**REQUIREMENTS:** Extract and list every line that contains the word "απασχόλησης".

**INFORMATION PROVIDED:**

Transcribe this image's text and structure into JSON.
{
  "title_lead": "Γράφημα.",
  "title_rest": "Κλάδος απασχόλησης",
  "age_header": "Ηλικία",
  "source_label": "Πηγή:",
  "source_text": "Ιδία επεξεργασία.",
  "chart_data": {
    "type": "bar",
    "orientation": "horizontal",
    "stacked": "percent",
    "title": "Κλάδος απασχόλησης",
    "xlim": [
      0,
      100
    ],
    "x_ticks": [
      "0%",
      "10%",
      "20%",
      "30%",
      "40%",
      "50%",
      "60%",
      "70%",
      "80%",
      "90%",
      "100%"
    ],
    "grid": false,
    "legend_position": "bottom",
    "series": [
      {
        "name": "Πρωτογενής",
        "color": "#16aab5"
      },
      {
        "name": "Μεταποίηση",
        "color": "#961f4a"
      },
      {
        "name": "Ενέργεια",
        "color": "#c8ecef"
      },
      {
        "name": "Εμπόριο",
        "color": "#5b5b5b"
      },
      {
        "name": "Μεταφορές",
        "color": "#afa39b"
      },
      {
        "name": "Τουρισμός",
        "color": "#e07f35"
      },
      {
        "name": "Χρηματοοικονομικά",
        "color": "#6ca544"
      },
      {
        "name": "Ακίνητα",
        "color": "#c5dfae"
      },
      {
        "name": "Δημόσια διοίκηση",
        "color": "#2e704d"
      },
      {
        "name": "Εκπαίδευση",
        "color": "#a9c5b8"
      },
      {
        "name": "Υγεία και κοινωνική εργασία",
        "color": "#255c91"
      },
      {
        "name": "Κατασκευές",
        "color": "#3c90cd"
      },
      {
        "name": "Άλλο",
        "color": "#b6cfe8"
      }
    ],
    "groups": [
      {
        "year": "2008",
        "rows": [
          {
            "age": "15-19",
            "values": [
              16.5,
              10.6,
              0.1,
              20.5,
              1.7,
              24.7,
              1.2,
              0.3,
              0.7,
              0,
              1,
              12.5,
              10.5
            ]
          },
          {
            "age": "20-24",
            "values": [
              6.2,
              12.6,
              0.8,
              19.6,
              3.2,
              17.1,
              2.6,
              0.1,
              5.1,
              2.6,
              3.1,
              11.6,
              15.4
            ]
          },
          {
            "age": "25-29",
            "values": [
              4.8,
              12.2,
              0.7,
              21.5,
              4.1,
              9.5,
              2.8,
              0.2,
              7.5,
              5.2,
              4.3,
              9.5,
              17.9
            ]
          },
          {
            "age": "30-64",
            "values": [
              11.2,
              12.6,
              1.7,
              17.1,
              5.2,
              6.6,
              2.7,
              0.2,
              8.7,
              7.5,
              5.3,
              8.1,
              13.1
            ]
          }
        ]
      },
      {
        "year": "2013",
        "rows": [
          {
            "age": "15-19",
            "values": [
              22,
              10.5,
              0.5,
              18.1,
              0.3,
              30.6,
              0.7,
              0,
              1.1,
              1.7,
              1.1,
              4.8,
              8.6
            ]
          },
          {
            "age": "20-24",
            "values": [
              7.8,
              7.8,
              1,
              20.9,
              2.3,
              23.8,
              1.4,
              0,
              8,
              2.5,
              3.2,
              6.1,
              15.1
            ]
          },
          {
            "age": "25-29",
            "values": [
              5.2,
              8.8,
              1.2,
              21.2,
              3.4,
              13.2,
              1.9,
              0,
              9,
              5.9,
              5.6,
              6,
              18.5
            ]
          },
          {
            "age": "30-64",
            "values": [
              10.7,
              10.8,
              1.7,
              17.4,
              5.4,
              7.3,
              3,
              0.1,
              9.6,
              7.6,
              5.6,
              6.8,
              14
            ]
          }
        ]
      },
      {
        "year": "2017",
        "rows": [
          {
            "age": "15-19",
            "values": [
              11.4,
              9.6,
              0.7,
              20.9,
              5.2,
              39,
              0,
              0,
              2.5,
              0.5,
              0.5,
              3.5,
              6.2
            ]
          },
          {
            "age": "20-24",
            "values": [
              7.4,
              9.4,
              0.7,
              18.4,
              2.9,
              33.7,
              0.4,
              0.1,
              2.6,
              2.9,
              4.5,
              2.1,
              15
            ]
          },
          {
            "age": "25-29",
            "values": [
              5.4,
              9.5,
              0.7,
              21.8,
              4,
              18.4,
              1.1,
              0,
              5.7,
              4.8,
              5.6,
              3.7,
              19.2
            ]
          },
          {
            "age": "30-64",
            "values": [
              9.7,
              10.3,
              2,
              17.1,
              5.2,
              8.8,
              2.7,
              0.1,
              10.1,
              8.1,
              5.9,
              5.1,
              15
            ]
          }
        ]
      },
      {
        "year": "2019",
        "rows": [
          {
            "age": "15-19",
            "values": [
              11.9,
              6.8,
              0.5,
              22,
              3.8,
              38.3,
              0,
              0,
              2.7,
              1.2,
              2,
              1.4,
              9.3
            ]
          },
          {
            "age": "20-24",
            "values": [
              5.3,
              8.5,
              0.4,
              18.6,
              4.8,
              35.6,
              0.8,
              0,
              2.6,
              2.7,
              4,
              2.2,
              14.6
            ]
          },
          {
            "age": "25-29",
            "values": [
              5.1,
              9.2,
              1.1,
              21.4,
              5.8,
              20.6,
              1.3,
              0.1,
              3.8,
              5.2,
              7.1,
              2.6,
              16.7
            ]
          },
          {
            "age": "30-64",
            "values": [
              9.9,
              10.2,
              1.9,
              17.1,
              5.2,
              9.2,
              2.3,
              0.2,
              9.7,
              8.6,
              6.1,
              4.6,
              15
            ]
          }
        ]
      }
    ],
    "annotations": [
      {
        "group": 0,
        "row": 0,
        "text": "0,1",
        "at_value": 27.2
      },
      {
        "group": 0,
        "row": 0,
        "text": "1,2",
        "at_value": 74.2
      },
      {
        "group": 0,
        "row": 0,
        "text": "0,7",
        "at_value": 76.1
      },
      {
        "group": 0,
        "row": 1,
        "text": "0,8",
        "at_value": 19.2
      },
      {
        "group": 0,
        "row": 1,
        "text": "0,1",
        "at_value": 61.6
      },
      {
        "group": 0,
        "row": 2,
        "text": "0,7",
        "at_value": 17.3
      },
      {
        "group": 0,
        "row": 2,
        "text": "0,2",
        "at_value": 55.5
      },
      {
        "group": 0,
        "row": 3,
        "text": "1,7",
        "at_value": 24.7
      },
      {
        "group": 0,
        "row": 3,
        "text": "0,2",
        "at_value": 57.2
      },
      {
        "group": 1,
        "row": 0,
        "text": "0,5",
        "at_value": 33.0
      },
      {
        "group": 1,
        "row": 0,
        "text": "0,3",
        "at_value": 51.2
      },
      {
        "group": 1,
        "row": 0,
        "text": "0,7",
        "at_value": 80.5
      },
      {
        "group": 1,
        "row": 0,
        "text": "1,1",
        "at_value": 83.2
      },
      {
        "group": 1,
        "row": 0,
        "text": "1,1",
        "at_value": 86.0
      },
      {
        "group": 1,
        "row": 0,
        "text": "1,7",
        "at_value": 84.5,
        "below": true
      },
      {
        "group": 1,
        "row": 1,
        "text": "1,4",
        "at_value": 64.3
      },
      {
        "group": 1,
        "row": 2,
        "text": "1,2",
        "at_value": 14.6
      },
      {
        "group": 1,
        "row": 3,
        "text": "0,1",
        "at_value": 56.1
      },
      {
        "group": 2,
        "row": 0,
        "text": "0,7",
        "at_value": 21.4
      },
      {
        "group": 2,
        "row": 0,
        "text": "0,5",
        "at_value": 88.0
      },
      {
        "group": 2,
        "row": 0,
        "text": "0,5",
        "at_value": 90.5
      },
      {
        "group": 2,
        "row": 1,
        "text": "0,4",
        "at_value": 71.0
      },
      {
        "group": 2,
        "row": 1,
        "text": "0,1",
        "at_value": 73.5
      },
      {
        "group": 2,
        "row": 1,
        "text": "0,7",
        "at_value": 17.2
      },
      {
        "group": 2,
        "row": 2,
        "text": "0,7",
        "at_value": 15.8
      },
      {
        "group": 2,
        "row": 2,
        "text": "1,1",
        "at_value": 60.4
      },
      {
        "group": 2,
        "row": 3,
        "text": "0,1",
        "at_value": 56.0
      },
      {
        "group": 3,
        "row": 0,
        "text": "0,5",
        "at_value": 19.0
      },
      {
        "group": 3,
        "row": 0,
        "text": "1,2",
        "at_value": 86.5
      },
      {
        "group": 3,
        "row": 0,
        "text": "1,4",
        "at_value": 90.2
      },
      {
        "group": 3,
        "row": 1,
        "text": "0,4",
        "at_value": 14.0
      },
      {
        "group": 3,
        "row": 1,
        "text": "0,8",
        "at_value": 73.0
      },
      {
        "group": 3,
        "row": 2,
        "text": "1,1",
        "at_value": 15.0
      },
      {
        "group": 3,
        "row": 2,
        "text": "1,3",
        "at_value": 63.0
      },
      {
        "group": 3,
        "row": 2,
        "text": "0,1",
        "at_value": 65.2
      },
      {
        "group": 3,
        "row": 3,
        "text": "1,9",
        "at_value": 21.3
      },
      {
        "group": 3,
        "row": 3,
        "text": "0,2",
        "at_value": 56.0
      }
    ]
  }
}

**FINISHED EXERCISE:**
  "title_rest": "Κλάδος απασχόλησης",
    "title": "Κλάδος απασχόλησης",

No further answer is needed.